# [To be done]
Reproduce without changes the records from the line containing "Decompose this screenshot" through the line containing "intro-line: 大家好。 xyxy=(484,72,540,88)", including both of those lines.

(Element location data)
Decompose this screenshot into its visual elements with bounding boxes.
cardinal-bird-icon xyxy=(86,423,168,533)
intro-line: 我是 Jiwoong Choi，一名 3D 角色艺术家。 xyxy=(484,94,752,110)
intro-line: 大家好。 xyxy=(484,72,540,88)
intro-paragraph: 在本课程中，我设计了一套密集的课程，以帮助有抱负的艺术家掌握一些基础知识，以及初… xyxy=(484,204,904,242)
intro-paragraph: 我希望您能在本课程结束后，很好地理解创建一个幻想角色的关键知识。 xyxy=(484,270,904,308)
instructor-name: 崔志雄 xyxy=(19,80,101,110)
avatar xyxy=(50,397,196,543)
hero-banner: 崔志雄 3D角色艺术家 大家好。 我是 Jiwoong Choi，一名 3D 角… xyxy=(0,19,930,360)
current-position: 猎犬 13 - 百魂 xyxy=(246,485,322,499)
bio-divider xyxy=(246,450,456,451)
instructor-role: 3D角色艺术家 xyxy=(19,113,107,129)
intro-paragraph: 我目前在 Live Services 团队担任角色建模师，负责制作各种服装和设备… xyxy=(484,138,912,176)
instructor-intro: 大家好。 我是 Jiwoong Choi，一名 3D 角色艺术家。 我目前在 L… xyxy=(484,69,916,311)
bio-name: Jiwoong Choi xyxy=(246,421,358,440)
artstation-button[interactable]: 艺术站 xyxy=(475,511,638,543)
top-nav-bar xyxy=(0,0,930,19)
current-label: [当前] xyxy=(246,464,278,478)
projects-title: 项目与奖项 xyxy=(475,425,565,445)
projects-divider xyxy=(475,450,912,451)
* * *
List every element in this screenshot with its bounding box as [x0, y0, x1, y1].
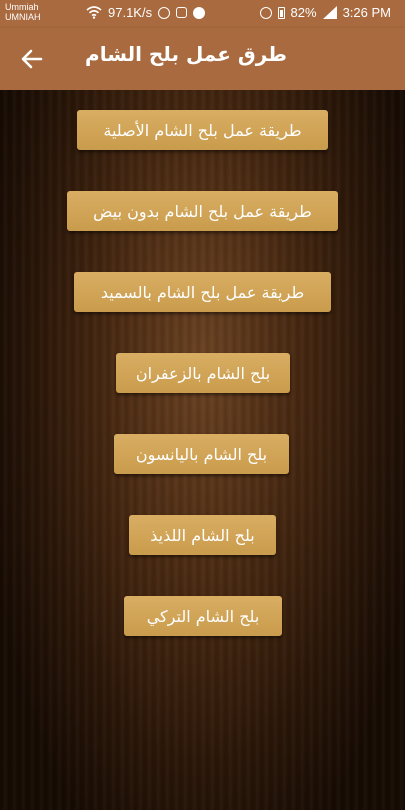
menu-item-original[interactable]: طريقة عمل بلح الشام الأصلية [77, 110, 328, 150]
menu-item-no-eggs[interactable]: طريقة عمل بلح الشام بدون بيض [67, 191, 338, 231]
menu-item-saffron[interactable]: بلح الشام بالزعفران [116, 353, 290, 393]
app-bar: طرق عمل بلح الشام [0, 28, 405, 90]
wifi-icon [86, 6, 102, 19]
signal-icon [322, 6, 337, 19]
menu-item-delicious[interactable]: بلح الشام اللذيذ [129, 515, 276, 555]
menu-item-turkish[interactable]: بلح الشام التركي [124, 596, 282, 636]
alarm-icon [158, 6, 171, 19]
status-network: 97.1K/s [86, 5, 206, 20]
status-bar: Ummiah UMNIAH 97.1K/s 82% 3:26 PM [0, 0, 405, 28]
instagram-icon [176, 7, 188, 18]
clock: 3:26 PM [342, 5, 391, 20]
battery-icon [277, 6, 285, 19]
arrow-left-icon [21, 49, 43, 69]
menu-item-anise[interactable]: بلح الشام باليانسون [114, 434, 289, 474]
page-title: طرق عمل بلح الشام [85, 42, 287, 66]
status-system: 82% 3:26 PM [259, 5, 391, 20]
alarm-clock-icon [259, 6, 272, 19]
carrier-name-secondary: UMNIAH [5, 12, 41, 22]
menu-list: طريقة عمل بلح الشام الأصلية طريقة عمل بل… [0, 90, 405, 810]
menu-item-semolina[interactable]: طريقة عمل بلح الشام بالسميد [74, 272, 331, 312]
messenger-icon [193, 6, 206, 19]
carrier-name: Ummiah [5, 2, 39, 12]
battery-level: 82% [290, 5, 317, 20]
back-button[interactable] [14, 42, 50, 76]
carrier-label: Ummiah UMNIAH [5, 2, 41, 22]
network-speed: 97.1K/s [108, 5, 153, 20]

# [Result of this task]
Decompose this screenshot into its visual elements with bounding boxes.
cardinal-bird-icon xyxy=(86,423,168,533)
intro-line: 我是 Jiwoong Choi，一名 3D 角色艺术家。 xyxy=(484,94,752,110)
intro-line: 大家好。 xyxy=(484,72,540,88)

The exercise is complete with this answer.